▸ Extracted records:

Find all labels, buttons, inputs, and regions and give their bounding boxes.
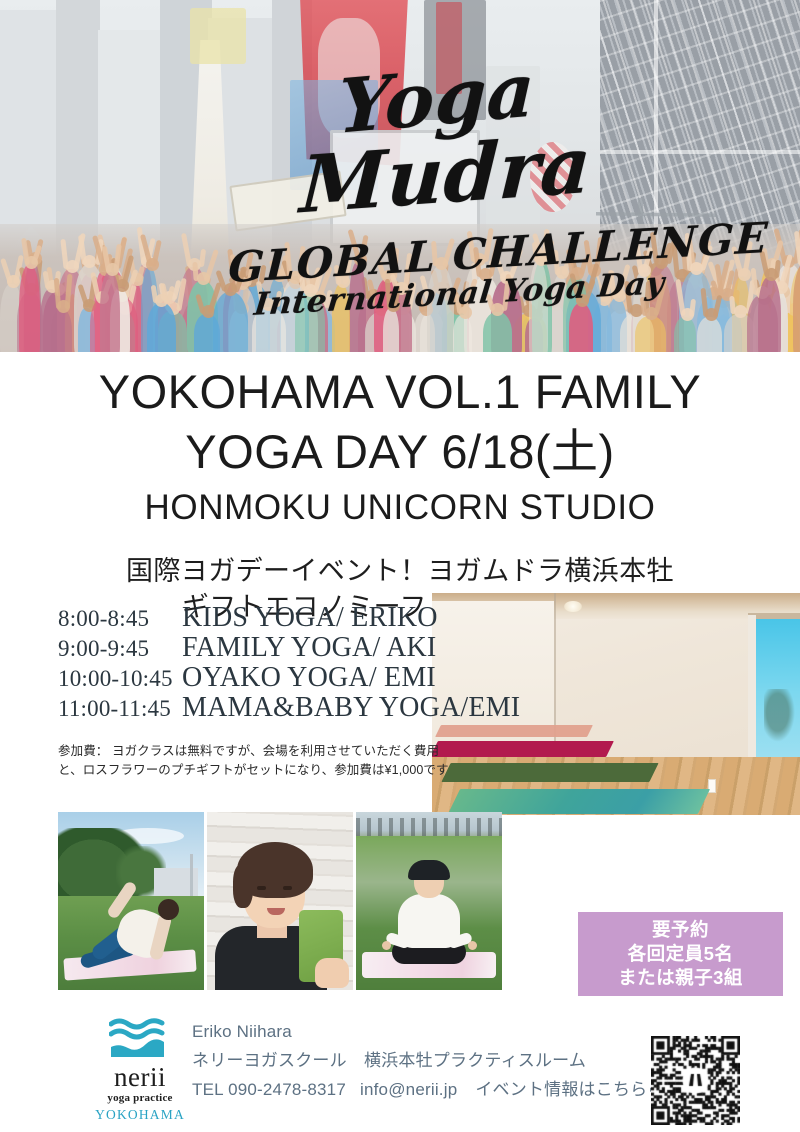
logo-tagline: yoga practice: [92, 1092, 188, 1104]
contact-tel[interactable]: TEL 090-2478-8317: [192, 1075, 346, 1104]
fee-line-2: と、ロスフラワーのプチギフトがセットになり、参加費は¥1,000です: [58, 761, 470, 780]
schedule-class-name: KIDS YOGA/ ERIKO: [182, 603, 438, 632]
brand-word-mudra: Mudra: [298, 120, 594, 232]
venue-name: HONMOKU UNICORN STUDIO: [0, 484, 800, 531]
ceiling-light: [564, 601, 582, 612]
fee-line-1: 参加費： ヨガクラスは無料ですが、会場を利用させていただく費用: [58, 742, 470, 761]
photo-instructor-portrait: [207, 812, 353, 990]
event-title-line1: YOKOHAMA VOL.1 FAMILY: [0, 362, 800, 422]
fee-fine-print: 参加費： ヨガクラスは無料ですが、会場を利用させていただく費用 と、ロスフラワー…: [58, 742, 470, 780]
contact-email[interactable]: info@nerii.jp: [360, 1075, 457, 1104]
banner-title-overlay: Yoga Mudra GLOBAL CHALLENGE Internationa…: [0, 0, 800, 352]
schedule-time: 10:00-10:45: [58, 664, 182, 693]
event-link-label: イベント情報はこちら: [475, 1075, 647, 1104]
schedule-time: 8:00-8:45: [58, 604, 182, 633]
class-schedule-list: 8:00-8:45KIDS YOGA/ ERIKO9:00-9:45FAMILY…: [58, 603, 520, 723]
schedule-class-name: OYAKO YOGA/ EMI: [182, 663, 436, 692]
schedule-class-name: MAMA&BABY YOGA/EMI: [182, 693, 520, 722]
reservation-line-1: 要予約: [652, 918, 709, 942]
contact-block: Eriko Niihara ネリーヨガスクール 横浜本牡プラクティスルーム TE…: [192, 1018, 664, 1104]
event-subtitle-jp-line1: 国際ヨガデーイベント！ヨガムドラ横浜本牡: [0, 553, 800, 589]
schedule-row: 9:00-9:45FAMILY YOGA/ AKI: [58, 633, 520, 663]
title-block: YOKOHAMA VOL.1 FAMILY YOGA DAY 6/18(土) H…: [0, 362, 800, 625]
schedule-class-name: FAMILY YOGA/ AKI: [182, 633, 436, 662]
schedule-row: 11:00-11:45MAMA&BABY YOGA/EMI: [58, 693, 520, 723]
tree-outside-window: [764, 689, 798, 747]
photo-side-plank: [58, 812, 204, 990]
qr-code[interactable]: [651, 1036, 740, 1125]
schedule-time: 9:00-9:45: [58, 634, 182, 663]
schedule-row: 10:00-10:45OYAKO YOGA/ EMI: [58, 663, 520, 693]
reservation-notice-box: 要予約 各回定員5名 または親子3組: [578, 912, 783, 996]
contact-name: Eriko Niihara: [192, 1018, 664, 1046]
event-title-line2: YOGA DAY 6/18(土): [0, 422, 800, 482]
nerii-logo: nerii yoga practice YOKOHAMA: [92, 1017, 188, 1123]
nerii-wave-mark-icon: [109, 1017, 171, 1063]
photo-strip: [58, 812, 503, 990]
logo-wordmark: nerii: [92, 1064, 188, 1091]
photo-seated-meditation: [356, 812, 502, 990]
schedule-row: 8:00-8:45KIDS YOGA/ ERIKO: [58, 603, 520, 633]
yoga-mat: [441, 763, 658, 782]
hero-banner: Yoga Mudra GLOBAL CHALLENGE Internationa…: [0, 0, 800, 352]
schedule-time: 11:00-11:45: [58, 694, 182, 723]
contact-school: ネリーヨガスクール 横浜本牡プラクティスルーム: [192, 1046, 664, 1075]
contact-details: TEL 090-2478-8317 info@nerii.jp イベント情報はこ…: [192, 1075, 664, 1104]
yoga-mat: [448, 789, 710, 814]
reservation-line-2: 各回定員5名: [628, 942, 734, 966]
logo-city: YOKOHAMA: [92, 1107, 188, 1123]
reservation-line-3: または親子3組: [618, 966, 743, 990]
yoga-mat: [435, 725, 593, 737]
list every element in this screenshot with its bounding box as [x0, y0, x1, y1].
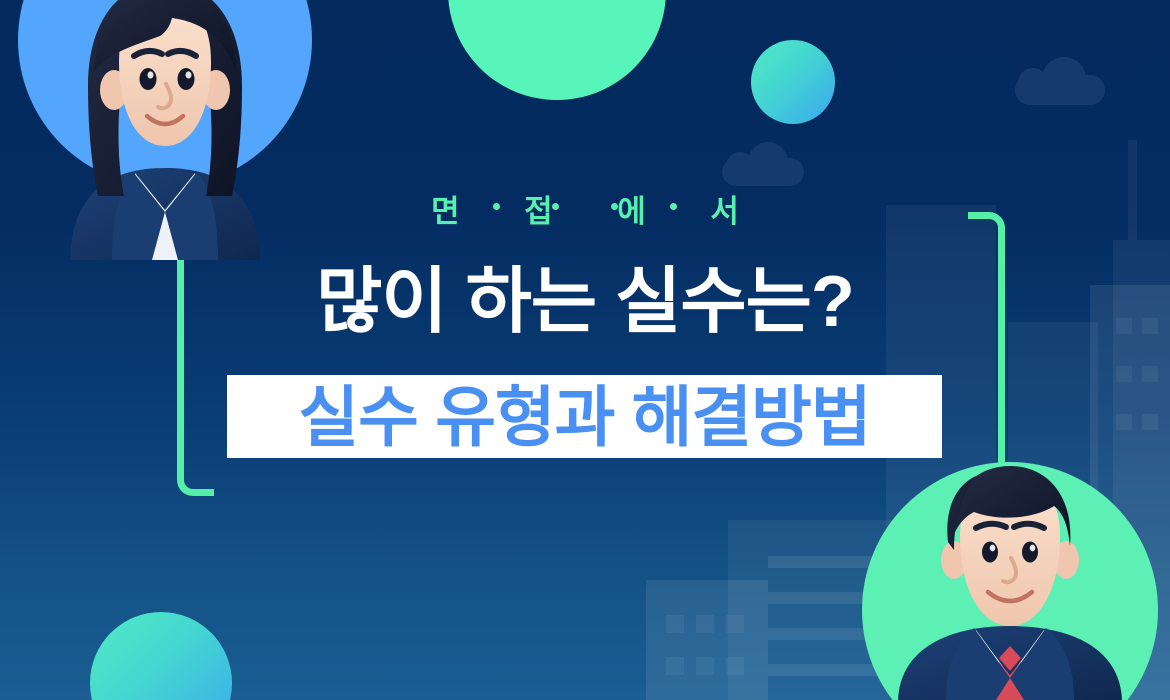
title-line-1: 많이 하는 실수는?: [0, 266, 1170, 338]
female-avatar-illustration: [0, 0, 330, 260]
male-avatar: [850, 450, 1170, 700]
banner-canvas: 면 접 에 서 많이 하는 실수는? 실수 유형과 해결방법: [0, 0, 1170, 700]
title-line-1-normal: 많이 하는: [316, 262, 615, 342]
title-line-1-emphasis: 실수는?: [615, 262, 854, 342]
title-line-2: 실수 유형과 해결방법: [227, 375, 942, 458]
male-avatar-illustration: [850, 450, 1170, 700]
female-avatar: [0, 0, 330, 260]
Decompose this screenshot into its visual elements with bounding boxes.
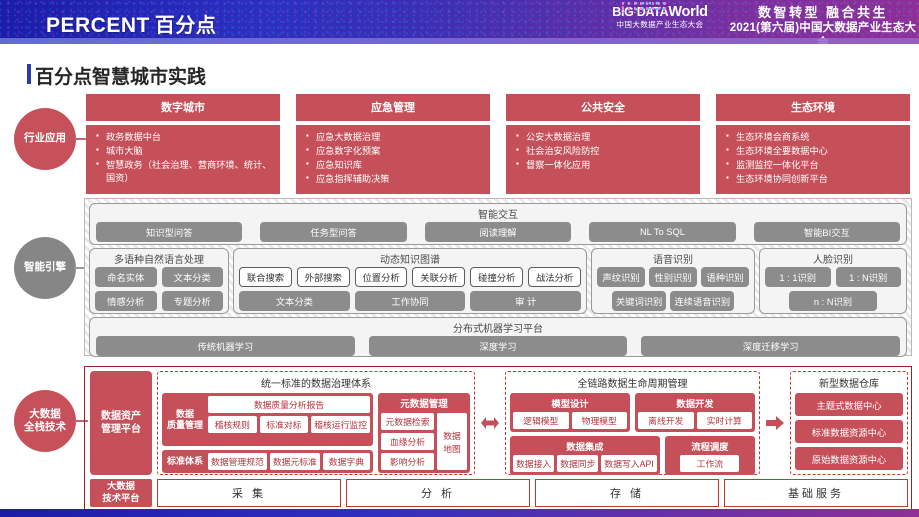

▸ Given request:
Can you copy out all of the records above word for word, leaving the pictures out of your copy?

▸ Result for this task:
Find all labels, buttons, inputs, and regions and give their bounding boxes.
logo-tagline: yoga practice: [92, 1092, 188, 1104]
contact-tel[interactable]: TEL 090-2478-8317: [192, 1075, 346, 1104]
fee-line-2: と、ロスフラワーのプチギフトがセットになり、参加費は¥1,000です: [58, 761, 470, 780]
schedule-class-name: KIDS YOGA/ ERIKO: [182, 603, 438, 632]
brand-word-mudra: Mudra: [298, 120, 594, 232]
venue-name: HONMOKU UNICORN STUDIO: [0, 484, 800, 531]
ceiling-light: [564, 601, 582, 612]
fee-line-1: 参加費： ヨガクラスは無料ですが、会場を利用させていただく費用: [58, 742, 470, 761]
photo-instructor-portrait: [207, 812, 353, 990]
event-title-line1: YOKOHAMA VOL.1 FAMILY: [0, 362, 800, 422]
fee-fine-print: 参加費： ヨガクラスは無料ですが、会場を利用させていただく費用 と、ロスフラワー…: [58, 742, 470, 780]
contact-email[interactable]: info@nerii.jp: [360, 1075, 457, 1104]
banner-title-overlay: Yoga Mudra GLOBAL CHALLENGE Internationa…: [0, 0, 800, 352]
schedule-time: 10:00-10:45: [58, 664, 182, 693]
event-link-label: イベント情報はこちら: [475, 1075, 647, 1104]
schedule-time: 8:00-8:45: [58, 604, 182, 633]
class-schedule-list: 8:00-8:45KIDS YOGA/ ERIKO9:00-9:45FAMILY…: [58, 603, 520, 723]
schedule-class-name: OYAKO YOGA/ EMI: [182, 663, 436, 692]
schedule-class-name: MAMA&BABY YOGA/EMI: [182, 693, 520, 722]
reservation-line-1: 要予約: [652, 918, 709, 942]
contact-block: Eriko Niihara ネリーヨガスクール 横浜本牡プラクティスルーム TE…: [192, 1018, 664, 1104]
event-subtitle-jp-line1: 国際ヨガデーイベント！ヨガムドラ横浜本牡: [0, 553, 800, 589]
schedule-row: 9:00-9:45FAMILY YOGA/ AKI: [58, 633, 520, 663]
title-block: YOKOHAMA VOL.1 FAMILY YOGA DAY 6/18(土) H…: [0, 362, 800, 625]
schedule-class-name: FAMILY YOGA/ AKI: [182, 633, 436, 662]
schedule-row: 11:00-11:45MAMA&BABY YOGA/EMI: [58, 693, 520, 723]
tree-outside-window: [764, 689, 798, 747]
photo-side-plank: [58, 812, 204, 990]
qr-code[interactable]: [651, 1036, 740, 1125]
schedule-time: 9:00-9:45: [58, 634, 182, 663]
schedule-row: 10:00-10:45OYAKO YOGA/ EMI: [58, 663, 520, 693]
reservation-notice-box: 要予約 各回定員5名 または親子3組: [578, 912, 783, 996]
contact-name: Eriko Niihara: [192, 1018, 664, 1046]
event-title-line2: YOGA DAY 6/18(土): [0, 422, 800, 482]
nerii-logo: nerii yoga practice YOKOHAMA: [92, 1017, 188, 1123]
nerii-wave-mark-icon: [109, 1017, 171, 1063]
photo-strip: [58, 812, 503, 990]
logo-wordmark: nerii: [92, 1064, 188, 1091]
photo-seated-meditation: [356, 812, 502, 990]
schedule-row: 8:00-8:45KIDS YOGA/ ERIKO: [58, 603, 520, 633]
yoga-mat: [441, 763, 658, 782]
hero-banner: Yoga Mudra GLOBAL CHALLENGE Internationa…: [0, 0, 800, 352]
schedule-time: 11:00-11:45: [58, 694, 182, 723]
contact-school: ネリーヨガスクール 横浜本牡プラクティスルーム: [192, 1046, 664, 1075]
contact-details: TEL 090-2478-8317 info@nerii.jp イベント情報はこ…: [192, 1075, 664, 1104]
yoga-mat: [448, 789, 710, 814]
reservation-line-2: 各回定員5名: [628, 942, 734, 966]
logo-city: YOKOHAMA: [92, 1107, 188, 1123]
reservation-line-3: または親子3組: [618, 966, 743, 990]
yoga-mat: [435, 725, 593, 737]
list every element in this screenshot with its bounding box as [x0, y0, x1, y1].
title-line-1: 많이 하는 실수는?: [0, 266, 1170, 338]
female-avatar-illustration: [0, 0, 330, 260]
male-avatar: [850, 450, 1170, 700]
banner-canvas: 면 접 에 서 많이 하는 실수는? 실수 유형과 해결방법: [0, 0, 1170, 700]
title-line-1-normal: 많이 하는: [316, 262, 615, 342]
title-line-1-emphasis: 실수는?: [615, 262, 854, 342]
title-line-2: 실수 유형과 해결방법: [227, 375, 942, 458]
male-avatar-illustration: [850, 450, 1170, 700]
female-avatar: [0, 0, 330, 260]
Decompose this screenshot into its visual elements with bounding boxes.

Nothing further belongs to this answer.